### [REQUEST]
Each entry below must be repeated word for word.

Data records
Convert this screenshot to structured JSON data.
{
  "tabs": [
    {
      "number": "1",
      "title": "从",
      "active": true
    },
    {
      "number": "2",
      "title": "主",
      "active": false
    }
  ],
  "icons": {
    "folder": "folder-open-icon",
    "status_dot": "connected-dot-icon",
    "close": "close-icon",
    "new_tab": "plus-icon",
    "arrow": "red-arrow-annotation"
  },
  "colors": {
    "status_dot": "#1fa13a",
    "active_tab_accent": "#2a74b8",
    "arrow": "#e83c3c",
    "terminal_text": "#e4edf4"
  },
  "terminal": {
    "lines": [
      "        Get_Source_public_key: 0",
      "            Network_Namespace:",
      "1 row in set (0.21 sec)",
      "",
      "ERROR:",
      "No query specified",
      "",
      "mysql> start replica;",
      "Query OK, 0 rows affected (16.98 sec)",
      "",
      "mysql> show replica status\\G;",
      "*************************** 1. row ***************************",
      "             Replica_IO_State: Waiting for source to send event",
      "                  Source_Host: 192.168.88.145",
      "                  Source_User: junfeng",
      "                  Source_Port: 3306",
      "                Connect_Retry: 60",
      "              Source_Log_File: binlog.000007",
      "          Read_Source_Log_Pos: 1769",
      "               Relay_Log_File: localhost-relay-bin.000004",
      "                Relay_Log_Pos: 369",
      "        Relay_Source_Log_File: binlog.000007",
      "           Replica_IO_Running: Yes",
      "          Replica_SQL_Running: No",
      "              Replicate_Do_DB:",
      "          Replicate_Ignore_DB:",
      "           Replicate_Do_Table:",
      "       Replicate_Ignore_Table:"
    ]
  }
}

### [RESPONSE TO THE TASK]
Convert this screenshot to structured JSON data.
{
  "tabs": [
    {
      "number": "1",
      "title": "从",
      "active": true
    },
    {
      "number": "2",
      "title": "主",
      "active": false
    }
  ],
  "icons": {
    "folder": "folder-open-icon",
    "status_dot": "connected-dot-icon",
    "close": "close-icon",
    "new_tab": "plus-icon",
    "arrow": "red-arrow-annotation"
  },
  "colors": {
    "status_dot": "#1fa13a",
    "active_tab_accent": "#2a74b8",
    "arrow": "#e83c3c",
    "terminal_text": "#e4edf4"
  },
  "terminal": {
    "lines": [
      "        Get_Source_public_key: 0",
      "            Network_Namespace:",
      "1 row in set (0.21 sec)",
      "",
      "ERROR:",
      "No query specified",
      "",
      "mysql> start replica;",
      "Query OK, 0 rows affected (16.98 sec)",
      "",
      "mysql> show replica status\\G;",
      "*************************** 1. row ***************************",
      "             Replica_IO_State: Waiting for source to send event",
      "                  Source_Host: 192.168.88.145",
      "                  Source_User: junfeng",
      "                  Source_Port: 3306",
      "                Connect_Retry: 60",
      "              Source_Log_File: binlog.000007",
      "          Read_Source_Log_Pos: 1769",
      "               Relay_Log_File: localhost-relay-bin.000004",
      "                Relay_Log_Pos: 369",
      "        Relay_Source_Log_File: binlog.000007",
      "           Replica_IO_Running: Yes",
      "          Replica_SQL_Running: No",
      "              Replicate_Do_DB:",
      "          Replicate_Ignore_DB:",
      "           Replicate_Do_Table:",
      "       Replicate_Ignore_Table:"
    ]
  }
}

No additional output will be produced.